## Requirements
Without the pictures, copy the entries below word for word.

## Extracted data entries

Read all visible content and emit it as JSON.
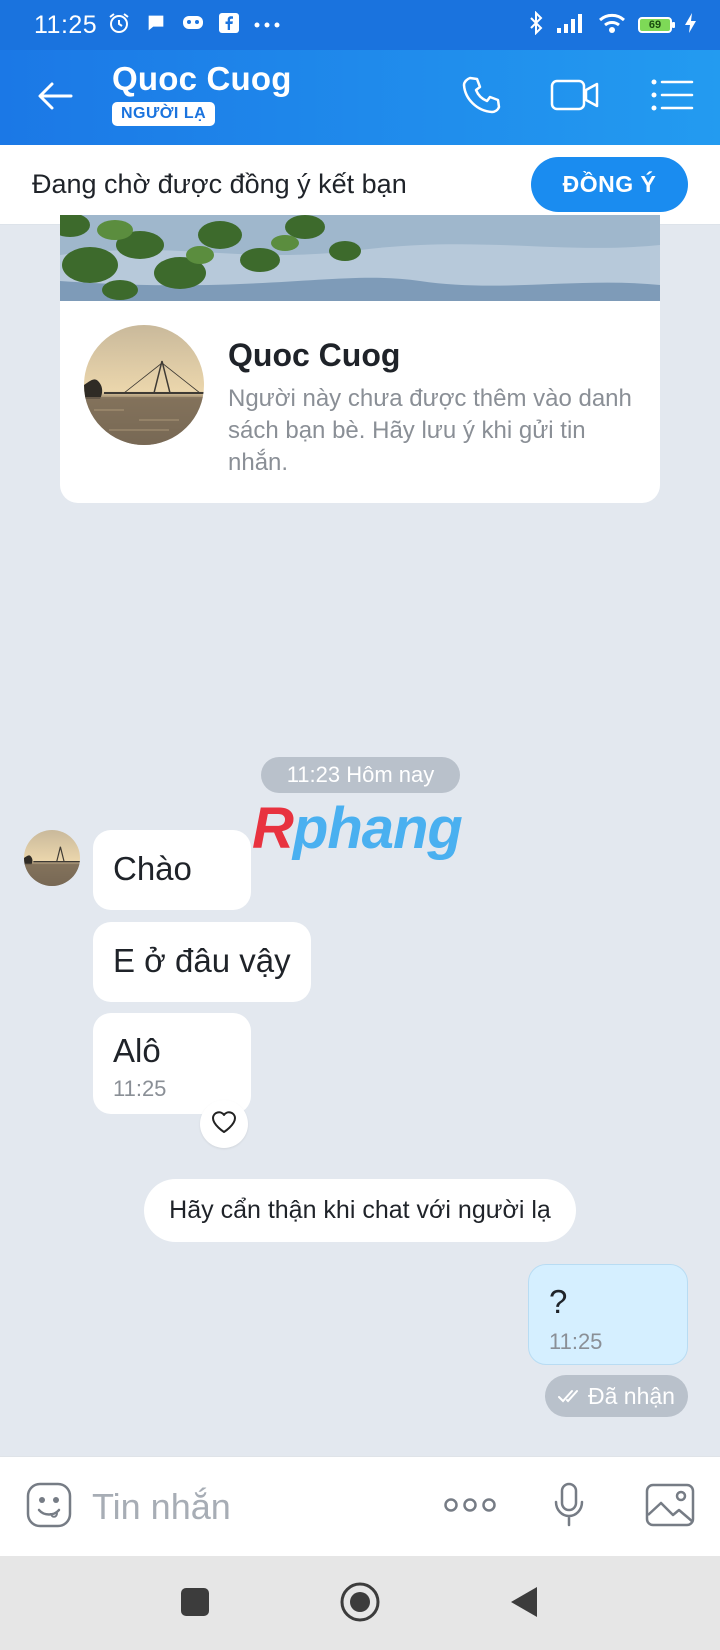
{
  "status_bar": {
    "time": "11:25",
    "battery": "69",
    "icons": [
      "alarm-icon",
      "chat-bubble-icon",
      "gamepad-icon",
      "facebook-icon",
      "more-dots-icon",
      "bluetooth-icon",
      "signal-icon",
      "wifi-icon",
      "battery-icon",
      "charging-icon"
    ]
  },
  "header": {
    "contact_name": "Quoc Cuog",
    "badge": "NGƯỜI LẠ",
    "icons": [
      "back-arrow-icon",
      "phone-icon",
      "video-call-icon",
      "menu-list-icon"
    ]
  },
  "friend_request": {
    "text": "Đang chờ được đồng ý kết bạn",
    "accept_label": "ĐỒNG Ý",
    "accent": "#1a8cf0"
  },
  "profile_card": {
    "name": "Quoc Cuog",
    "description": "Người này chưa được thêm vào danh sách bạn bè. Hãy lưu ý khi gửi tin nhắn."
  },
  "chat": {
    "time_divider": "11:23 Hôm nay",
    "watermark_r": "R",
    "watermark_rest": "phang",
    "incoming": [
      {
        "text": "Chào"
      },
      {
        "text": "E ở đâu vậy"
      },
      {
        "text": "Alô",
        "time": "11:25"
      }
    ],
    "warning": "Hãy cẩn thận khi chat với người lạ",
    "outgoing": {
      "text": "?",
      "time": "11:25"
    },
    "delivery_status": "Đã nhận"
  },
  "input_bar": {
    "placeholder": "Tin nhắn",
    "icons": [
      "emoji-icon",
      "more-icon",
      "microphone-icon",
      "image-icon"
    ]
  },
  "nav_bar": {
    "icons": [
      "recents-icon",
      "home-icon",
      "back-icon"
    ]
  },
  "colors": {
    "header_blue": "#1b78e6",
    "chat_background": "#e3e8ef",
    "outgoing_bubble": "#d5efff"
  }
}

## Expected output
Read all visible content and emit it as JSON.
{
  "status_bar": {
    "time": "11:25",
    "battery": "69",
    "icons": [
      "alarm-icon",
      "chat-bubble-icon",
      "gamepad-icon",
      "facebook-icon",
      "more-dots-icon",
      "bluetooth-icon",
      "signal-icon",
      "wifi-icon",
      "battery-icon",
      "charging-icon"
    ]
  },
  "header": {
    "contact_name": "Quoc Cuog",
    "badge": "NGƯỜI LẠ",
    "icons": [
      "back-arrow-icon",
      "phone-icon",
      "video-call-icon",
      "menu-list-icon"
    ]
  },
  "friend_request": {
    "text": "Đang chờ được đồng ý kết bạn",
    "accept_label": "ĐỒNG Ý",
    "accent": "#1a8cf0"
  },
  "profile_card": {
    "name": "Quoc Cuog",
    "description": "Người này chưa được thêm vào danh sách bạn bè. Hãy lưu ý khi gửi tin nhắn."
  },
  "chat": {
    "time_divider": "11:23 Hôm nay",
    "watermark_r": "R",
    "watermark_rest": "phang",
    "incoming": [
      {
        "text": "Chào"
      },
      {
        "text": "E ở đâu vậy"
      },
      {
        "text": "Alô",
        "time": "11:25"
      }
    ],
    "warning": "Hãy cẩn thận khi chat với người lạ",
    "outgoing": {
      "text": "?",
      "time": "11:25"
    },
    "delivery_status": "Đã nhận"
  },
  "input_bar": {
    "placeholder": "Tin nhắn",
    "icons": [
      "emoji-icon",
      "more-icon",
      "microphone-icon",
      "image-icon"
    ]
  },
  "nav_bar": {
    "icons": [
      "recents-icon",
      "home-icon",
      "back-icon"
    ]
  },
  "colors": {
    "header_blue": "#1b78e6",
    "chat_background": "#e3e8ef",
    "outgoing_bubble": "#d5efff"
  }
}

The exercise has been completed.